"""

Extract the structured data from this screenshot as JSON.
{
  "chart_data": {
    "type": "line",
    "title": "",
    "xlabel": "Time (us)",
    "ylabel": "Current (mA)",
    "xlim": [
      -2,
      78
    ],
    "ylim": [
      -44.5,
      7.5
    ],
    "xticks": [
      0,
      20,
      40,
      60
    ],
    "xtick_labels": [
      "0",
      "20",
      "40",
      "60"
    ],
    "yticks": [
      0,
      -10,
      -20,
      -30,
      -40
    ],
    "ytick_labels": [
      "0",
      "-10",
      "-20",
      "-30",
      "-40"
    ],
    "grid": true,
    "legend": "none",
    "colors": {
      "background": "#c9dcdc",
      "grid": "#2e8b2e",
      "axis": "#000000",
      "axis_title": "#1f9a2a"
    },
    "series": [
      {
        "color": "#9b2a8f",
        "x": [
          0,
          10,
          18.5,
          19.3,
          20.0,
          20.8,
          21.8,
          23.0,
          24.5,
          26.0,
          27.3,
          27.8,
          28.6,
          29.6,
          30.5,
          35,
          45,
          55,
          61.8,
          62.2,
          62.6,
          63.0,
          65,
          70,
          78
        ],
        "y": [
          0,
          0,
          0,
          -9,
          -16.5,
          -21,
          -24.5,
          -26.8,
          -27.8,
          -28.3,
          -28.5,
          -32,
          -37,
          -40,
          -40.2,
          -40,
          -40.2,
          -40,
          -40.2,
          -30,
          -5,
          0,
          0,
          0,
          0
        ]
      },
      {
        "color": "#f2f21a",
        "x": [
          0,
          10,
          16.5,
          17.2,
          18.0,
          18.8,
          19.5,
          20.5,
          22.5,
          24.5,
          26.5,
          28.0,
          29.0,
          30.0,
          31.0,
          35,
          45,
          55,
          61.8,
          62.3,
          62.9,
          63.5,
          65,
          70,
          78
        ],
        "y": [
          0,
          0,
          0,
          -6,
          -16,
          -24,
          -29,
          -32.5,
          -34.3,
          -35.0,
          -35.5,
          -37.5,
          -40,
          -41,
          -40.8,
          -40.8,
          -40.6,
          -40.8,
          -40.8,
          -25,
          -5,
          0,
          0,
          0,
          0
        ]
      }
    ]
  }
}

"""

*Written problem*
Return every line exactly.

*The answer*
Extract the structured data from this screenshot as JSON.
{
  "chart_data": {
    "type": "line",
    "title": "",
    "xlabel": "Time (us)",
    "ylabel": "Current (mA)",
    "xlim": [
      -2,
      78
    ],
    "ylim": [
      -44.5,
      7.5
    ],
    "xticks": [
      0,
      20,
      40,
      60
    ],
    "xtick_labels": [
      "0",
      "20",
      "40",
      "60"
    ],
    "yticks": [
      0,
      -10,
      -20,
      -30,
      -40
    ],
    "ytick_labels": [
      "0",
      "-10",
      "-20",
      "-30",
      "-40"
    ],
    "grid": true,
    "legend": "none",
    "colors": {
      "background": "#c9dcdc",
      "grid": "#2e8b2e",
      "axis": "#000000",
      "axis_title": "#1f9a2a"
    },
    "series": [
      {
        "color": "#9b2a8f",
        "x": [
          0,
          10,
          18.5,
          19.3,
          20.0,
          20.8,
          21.8,
          23.0,
          24.5,
          26.0,
          27.3,
          27.8,
          28.6,
          29.6,
          30.5,
          35,
          45,
          55,
          61.8,
          62.2,
          62.6,
          63.0,
          65,
          70,
          78
        ],
        "y": [
          0,
          0,
          0,
          -9,
          -16.5,
          -21,
          -24.5,
          -26.8,
          -27.8,
          -28.3,
          -28.5,
          -32,
          -37,
          -40,
          -40.2,
          -40,
          -40.2,
          -40,
          -40.2,
          -30,
          -5,
          0,
          0,
          0,
          0
        ]
      },
      {
        "color": "#f2f21a",
        "x": [
          0,
          10,
          16.5,
          17.2,
          18.0,
          18.8,
          19.5,
          20.5,
          22.5,
          24.5,
          26.5,
          28.0,
          29.0,
          30.0,
          31.0,
          35,
          45,
          55,
          61.8,
          62.3,
          62.9,
          63.5,
          65,
          70,
          78
        ],
        "y": [
          0,
          0,
          0,
          -6,
          -16,
          -24,
          -29,
          -32.5,
          -34.3,
          -35.0,
          -35.5,
          -37.5,
          -40,
          -41,
          -40.8,
          -40.8,
          -40.6,
          -40.8,
          -40.8,
          -25,
          -5,
          0,
          0,
          0,
          0
        ]
      }
    ]
  }
}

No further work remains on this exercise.